## To do
Render the listing below as a JSON array of strings, one string per line, with blank lines and the picture placeholders left out.

## Exercise data
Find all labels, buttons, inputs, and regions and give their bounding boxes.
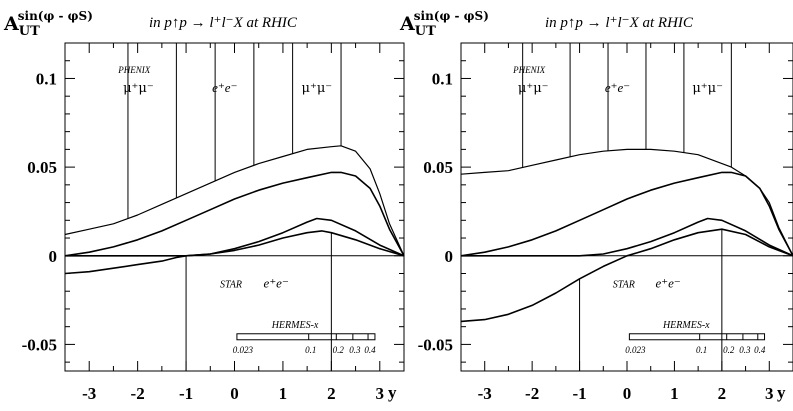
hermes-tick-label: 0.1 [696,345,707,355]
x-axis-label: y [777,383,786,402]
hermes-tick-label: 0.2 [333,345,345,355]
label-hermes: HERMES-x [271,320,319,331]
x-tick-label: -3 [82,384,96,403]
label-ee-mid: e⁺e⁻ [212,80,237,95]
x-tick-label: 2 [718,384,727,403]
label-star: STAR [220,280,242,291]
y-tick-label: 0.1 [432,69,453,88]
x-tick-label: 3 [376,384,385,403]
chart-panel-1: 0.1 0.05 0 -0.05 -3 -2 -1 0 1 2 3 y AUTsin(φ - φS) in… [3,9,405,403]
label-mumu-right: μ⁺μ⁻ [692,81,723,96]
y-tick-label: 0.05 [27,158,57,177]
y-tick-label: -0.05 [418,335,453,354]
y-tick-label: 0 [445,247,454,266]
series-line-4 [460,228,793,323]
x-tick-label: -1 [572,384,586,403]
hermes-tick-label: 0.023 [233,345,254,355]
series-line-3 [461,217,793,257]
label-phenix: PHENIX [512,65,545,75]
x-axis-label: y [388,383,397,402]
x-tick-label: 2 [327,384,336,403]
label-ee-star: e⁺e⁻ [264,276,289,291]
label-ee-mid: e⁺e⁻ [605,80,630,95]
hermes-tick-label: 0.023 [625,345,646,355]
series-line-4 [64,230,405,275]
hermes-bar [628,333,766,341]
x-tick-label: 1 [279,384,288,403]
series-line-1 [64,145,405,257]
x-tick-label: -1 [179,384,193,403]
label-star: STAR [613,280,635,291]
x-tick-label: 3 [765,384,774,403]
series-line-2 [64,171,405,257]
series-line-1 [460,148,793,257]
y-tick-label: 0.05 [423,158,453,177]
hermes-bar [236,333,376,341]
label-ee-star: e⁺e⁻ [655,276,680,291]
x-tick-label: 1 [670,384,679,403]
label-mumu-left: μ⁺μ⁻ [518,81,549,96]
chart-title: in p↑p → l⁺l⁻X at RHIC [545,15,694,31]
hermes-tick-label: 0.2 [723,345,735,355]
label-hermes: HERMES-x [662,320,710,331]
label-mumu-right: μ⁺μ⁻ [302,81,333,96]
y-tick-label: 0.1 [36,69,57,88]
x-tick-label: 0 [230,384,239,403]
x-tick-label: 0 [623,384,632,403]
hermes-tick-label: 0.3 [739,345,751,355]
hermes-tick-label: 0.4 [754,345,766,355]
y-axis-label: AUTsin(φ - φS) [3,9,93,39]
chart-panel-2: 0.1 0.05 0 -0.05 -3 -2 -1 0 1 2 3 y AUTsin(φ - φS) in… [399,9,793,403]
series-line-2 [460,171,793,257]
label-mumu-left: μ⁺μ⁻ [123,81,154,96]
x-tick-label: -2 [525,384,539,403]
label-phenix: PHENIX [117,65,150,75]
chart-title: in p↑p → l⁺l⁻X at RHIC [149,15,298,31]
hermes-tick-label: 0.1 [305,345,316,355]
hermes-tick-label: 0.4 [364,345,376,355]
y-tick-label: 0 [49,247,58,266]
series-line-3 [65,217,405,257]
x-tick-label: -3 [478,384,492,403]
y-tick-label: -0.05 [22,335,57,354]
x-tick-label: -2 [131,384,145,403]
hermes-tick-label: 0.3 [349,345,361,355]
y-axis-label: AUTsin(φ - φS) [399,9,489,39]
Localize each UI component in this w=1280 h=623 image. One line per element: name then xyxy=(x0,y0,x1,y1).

## Correct answer
[
  "Find all labels, buttons, inputs, and regions and give their bounding boxes.",
  "hermes-tick-label: 0.1 [696,345,707,355]",
  "x-axis-label: y [777,383,786,402]",
  "hermes-tick-label: 0.2 [333,345,345,355]",
  "label-hermes: HERMES-x [271,320,319,331]",
  "x-tick-label: -3 [82,384,96,403]",
  "label-ee-mid: e⁺e⁻ [212,80,237,95]",
  "x-tick-label: 2 [718,384,727,403]",
  "label-star: STAR [220,280,242,291]",
  "y-tick-label: 0.1 [432,69,453,88]",
  "x-tick-label: 3 [376,384,385,403]",
  "chart-panel-1: 0.1 0.05 0 -0.05 -3 -2 -1 0 1 2 3 y AUTsin(φ - φS) in… [3,9,405,403]",
  "label-mumu-right: μ⁺μ⁻ [692,81,723,96]",
  "y-tick-label: 0.05 [27,158,57,177]",
  "y-tick-label: -0.05 [418,335,453,354]",
  "y-tick-label: 0 [445,247,454,266]",
  "series-line-4 [460,228,793,323]",
  "x-tick-label: -1 [572,384,586,403]",
  "hermes-tick-label: 0.023 [233,345,254,355]",
  "series-line-3 [461,217,793,257]",
  "label-phenix: PHENIX [512,65,545,75]",
  "x-axis-label: y [388,383,397,402]",
  "x-tick-label: 2 [327,384,336,403]",
  "label-ee-star: e⁺e⁻ [264,276,289,291]",
  "label-ee-mid: e⁺e⁻ [605,80,630,95]",
  "hermes-tick-label: 0.023 [625,345,646,355]",
  "series-line-4 [64,230,405,275]",
  "hermes-bar [628,333,766,341]",
  "x-tick-label: 1 [279,384,288,403]",
  "series-line-1 [64,145,405,257]",
  "x-tick-label: -1 [179,384,193,403]",
  "label-star: STAR [613,280,635,291]",
  "x-tick-label: 3 [765,384,774,403]",
  "series-line-2 [64,171,405,257]",
  "series-line-1 [460,148,793,257]",
  "y-tick-label: 0.05 [423,158,453,177]",
  "hermes-bar [236,333,376,341]",
  "label-ee-star: e⁺e⁻ [655,276,680,291]",
  "x-tick-label: 1 [670,384,679,403]",
  "label-mumu-left: μ⁺μ⁻ [518,81,549,96]",
  "chart-title: in p↑p → l⁺l⁻X at RHIC [545,15,694,31]",
  "hermes-tick-label: 0.2 [723,345,735,355]",
  "label-hermes: HERMES-x [662,320,710,331]",
  "label-mumu-right: μ⁺μ⁻ [302,81,333,96]",
  "y-tick-label: 0.1 [36,69,57,88]",
  "x-tick-label: 0 [230,384,239,403]",
  "x-tick-label: 0 [623,384,632,403]",
  "hermes-tick-label: 0.3 [739,345,751,355]",
  "hermes-tick-label: 0.4 [754,345,766,355]",
  "y-axis-label: AUTsin(φ - φS) [3,9,93,39]",
  "chart-panel-2: 0.1 0.05 0 -0.05 -3 -2 -1 0 1 2 3 y AUTsin(φ - φS) in… [399,9,793,403]",
  "series-line-2 [460,171,793,257]",
  "label-mumu-left: μ⁺μ⁻ [123,81,154,96]",
  "x-tick-label: -2 [525,384,539,403]",
  "label-phenix: PHENIX [117,65,150,75]",
  "chart-title: in p↑p → l⁺l⁻X at RHIC [149,15,298,31]",
  "hermes-tick-label: 0.1 [305,345,316,355]",
  "hermes-tick-label: 0.4 [364,345,376,355]",
  "y-tick-label: 0 [49,247,58,266]",
  "series-line-3 [65,217,405,257]",
  "x-tick-label: -3 [478,384,492,403]",
  "y-tick-label: -0.05 [22,335,57,354]",
  "x-tick-label: -2 [131,384,145,403]",
  "hermes-tick-label: 0.3 [349,345,361,355]",
  "y-axis-label: AUTsin(φ - φS) [399,9,489,39]",
  "Localize each UI component in this w=1280 h=623 image. One line per element: name then xyxy=(x0,y0,x1,y1)."
]